REQUIRED TASK
Write out each line exactly as given. Leave the pictures out of your copy.

EXTRACTED MATERIAL

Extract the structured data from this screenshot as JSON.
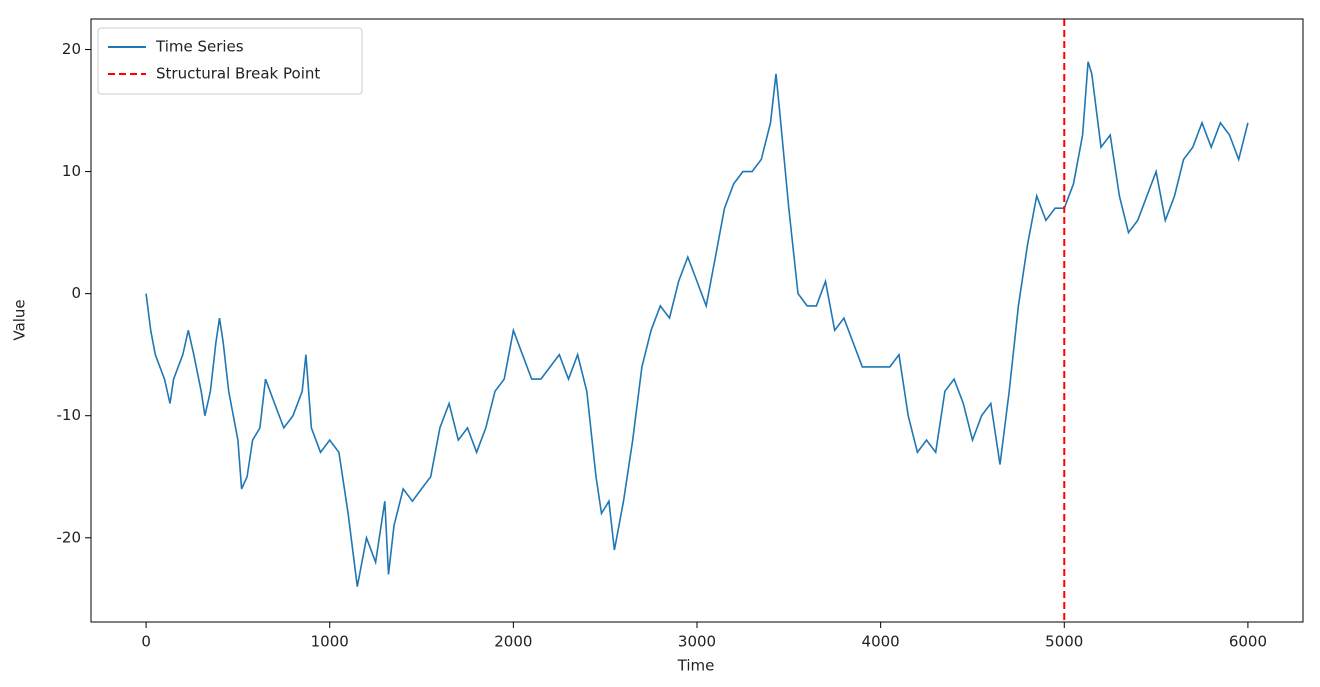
{
  "chart_data": {
    "type": "line",
    "x_label": "Time",
    "y_label": "Value",
    "x": [
      0,
      25,
      50,
      100,
      130,
      150,
      200,
      230,
      260,
      300,
      320,
      350,
      380,
      400,
      420,
      450,
      500,
      520,
      550,
      580,
      620,
      650,
      700,
      750,
      800,
      850,
      870,
      900,
      950,
      1000,
      1050,
      1100,
      1150,
      1200,
      1250,
      1300,
      1320,
      1350,
      1400,
      1450,
      1500,
      1550,
      1600,
      1650,
      1700,
      1750,
      1800,
      1850,
      1900,
      1950,
      2000,
      2050,
      2100,
      2150,
      2200,
      2250,
      2300,
      2350,
      2400,
      2450,
      2480,
      2520,
      2550,
      2600,
      2650,
      2700,
      2750,
      2800,
      2850,
      2900,
      2950,
      3000,
      3050,
      3100,
      3150,
      3200,
      3250,
      3300,
      3350,
      3400,
      3430,
      3450,
      3500,
      3550,
      3600,
      3650,
      3700,
      3750,
      3800,
      3850,
      3900,
      3950,
      4000,
      4050,
      4100,
      4150,
      4200,
      4250,
      4300,
      4350,
      4400,
      4450,
      4500,
      4550,
      4600,
      4650,
      4700,
      4750,
      4800,
      4850,
      4900,
      4950,
      5000,
      5050,
      5100,
      5130,
      5150,
      5200,
      5250,
      5300,
      5350,
      5400,
      5450,
      5500,
      5550,
      5600,
      5650,
      5700,
      5750,
      5800,
      5850,
      5900,
      5950,
      6000
    ],
    "series": [
      {
        "name": "Time Series",
        "color": "#1f77b4",
        "values": [
          0,
          -3,
          -5,
          -7,
          -9,
          -7,
          -5,
          -3,
          -5,
          -8,
          -10,
          -8,
          -4,
          -2,
          -4,
          -8,
          -12,
          -16,
          -15,
          -12,
          -11,
          -7,
          -9,
          -11,
          -10,
          -8,
          -5,
          -11,
          -13,
          -12,
          -13,
          -18,
          -24,
          -20,
          -22,
          -17,
          -23,
          -19,
          -16,
          -17,
          -16,
          -15,
          -11,
          -9,
          -12,
          -11,
          -13,
          -11,
          -8,
          -7,
          -3,
          -5,
          -7,
          -7,
          -6,
          -5,
          -7,
          -5,
          -8,
          -15,
          -18,
          -17,
          -21,
          -17,
          -12,
          -6,
          -3,
          -1,
          -2,
          1,
          3,
          1,
          -1,
          3,
          7,
          9,
          10,
          10,
          11,
          14,
          18,
          15,
          7,
          0,
          -1,
          -1,
          1,
          -3,
          -2,
          -4,
          -6,
          -6,
          -6,
          -6,
          -5,
          -10,
          -13,
          -12,
          -13,
          -8,
          -7,
          -9,
          -12,
          -10,
          -9,
          -14,
          -8,
          -1,
          4,
          8,
          6,
          7,
          7,
          9,
          13,
          19,
          18,
          12,
          13,
          8,
          5,
          6,
          8,
          10,
          6,
          8,
          11,
          12,
          14,
          12,
          14,
          13,
          11,
          14
        ]
      }
    ],
    "vlines": [
      {
        "name": "Structural Break Point",
        "color": "#ff0000",
        "x": 5000
      }
    ],
    "xlim": [
      -300,
      6300
    ],
    "ylim": [
      -26.9,
      22.5
    ],
    "xticks": [
      0,
      1000,
      2000,
      3000,
      4000,
      5000,
      6000
    ],
    "yticks": [
      -20,
      -10,
      0,
      10,
      20
    ],
    "grid": false,
    "legend": "upper left"
  }
}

ANSWER FOR THE TASK
Extract the structured data from this screenshot as JSON.
{
  "chart_data": {
    "type": "line",
    "x_label": "Time",
    "y_label": "Value",
    "x": [
      0,
      25,
      50,
      100,
      130,
      150,
      200,
      230,
      260,
      300,
      320,
      350,
      380,
      400,
      420,
      450,
      500,
      520,
      550,
      580,
      620,
      650,
      700,
      750,
      800,
      850,
      870,
      900,
      950,
      1000,
      1050,
      1100,
      1150,
      1200,
      1250,
      1300,
      1320,
      1350,
      1400,
      1450,
      1500,
      1550,
      1600,
      1650,
      1700,
      1750,
      1800,
      1850,
      1900,
      1950,
      2000,
      2050,
      2100,
      2150,
      2200,
      2250,
      2300,
      2350,
      2400,
      2450,
      2480,
      2520,
      2550,
      2600,
      2650,
      2700,
      2750,
      2800,
      2850,
      2900,
      2950,
      3000,
      3050,
      3100,
      3150,
      3200,
      3250,
      3300,
      3350,
      3400,
      3430,
      3450,
      3500,
      3550,
      3600,
      3650,
      3700,
      3750,
      3800,
      3850,
      3900,
      3950,
      4000,
      4050,
      4100,
      4150,
      4200,
      4250,
      4300,
      4350,
      4400,
      4450,
      4500,
      4550,
      4600,
      4650,
      4700,
      4750,
      4800,
      4850,
      4900,
      4950,
      5000,
      5050,
      5100,
      5130,
      5150,
      5200,
      5250,
      5300,
      5350,
      5400,
      5450,
      5500,
      5550,
      5600,
      5650,
      5700,
      5750,
      5800,
      5850,
      5900,
      5950,
      6000
    ],
    "series": [
      {
        "name": "Time Series",
        "color": "#1f77b4",
        "values": [
          0,
          -3,
          -5,
          -7,
          -9,
          -7,
          -5,
          -3,
          -5,
          -8,
          -10,
          -8,
          -4,
          -2,
          -4,
          -8,
          -12,
          -16,
          -15,
          -12,
          -11,
          -7,
          -9,
          -11,
          -10,
          -8,
          -5,
          -11,
          -13,
          -12,
          -13,
          -18,
          -24,
          -20,
          -22,
          -17,
          -23,
          -19,
          -16,
          -17,
          -16,
          -15,
          -11,
          -9,
          -12,
          -11,
          -13,
          -11,
          -8,
          -7,
          -3,
          -5,
          -7,
          -7,
          -6,
          -5,
          -7,
          -5,
          -8,
          -15,
          -18,
          -17,
          -21,
          -17,
          -12,
          -6,
          -3,
          -1,
          -2,
          1,
          3,
          1,
          -1,
          3,
          7,
          9,
          10,
          10,
          11,
          14,
          18,
          15,
          7,
          0,
          -1,
          -1,
          1,
          -3,
          -2,
          -4,
          -6,
          -6,
          -6,
          -6,
          -5,
          -10,
          -13,
          -12,
          -13,
          -8,
          -7,
          -9,
          -12,
          -10,
          -9,
          -14,
          -8,
          -1,
          4,
          8,
          6,
          7,
          7,
          9,
          13,
          19,
          18,
          12,
          13,
          8,
          5,
          6,
          8,
          10,
          6,
          8,
          11,
          12,
          14,
          12,
          14,
          13,
          11,
          14
        ]
      }
    ],
    "vlines": [
      {
        "name": "Structural Break Point",
        "color": "#ff0000",
        "x": 5000
      }
    ],
    "xlim": [
      -300,
      6300
    ],
    "ylim": [
      -26.9,
      22.5
    ],
    "xticks": [
      0,
      1000,
      2000,
      3000,
      4000,
      5000,
      6000
    ],
    "yticks": [
      -20,
      -10,
      0,
      10,
      20
    ],
    "grid": false,
    "legend": "upper left"
  }
}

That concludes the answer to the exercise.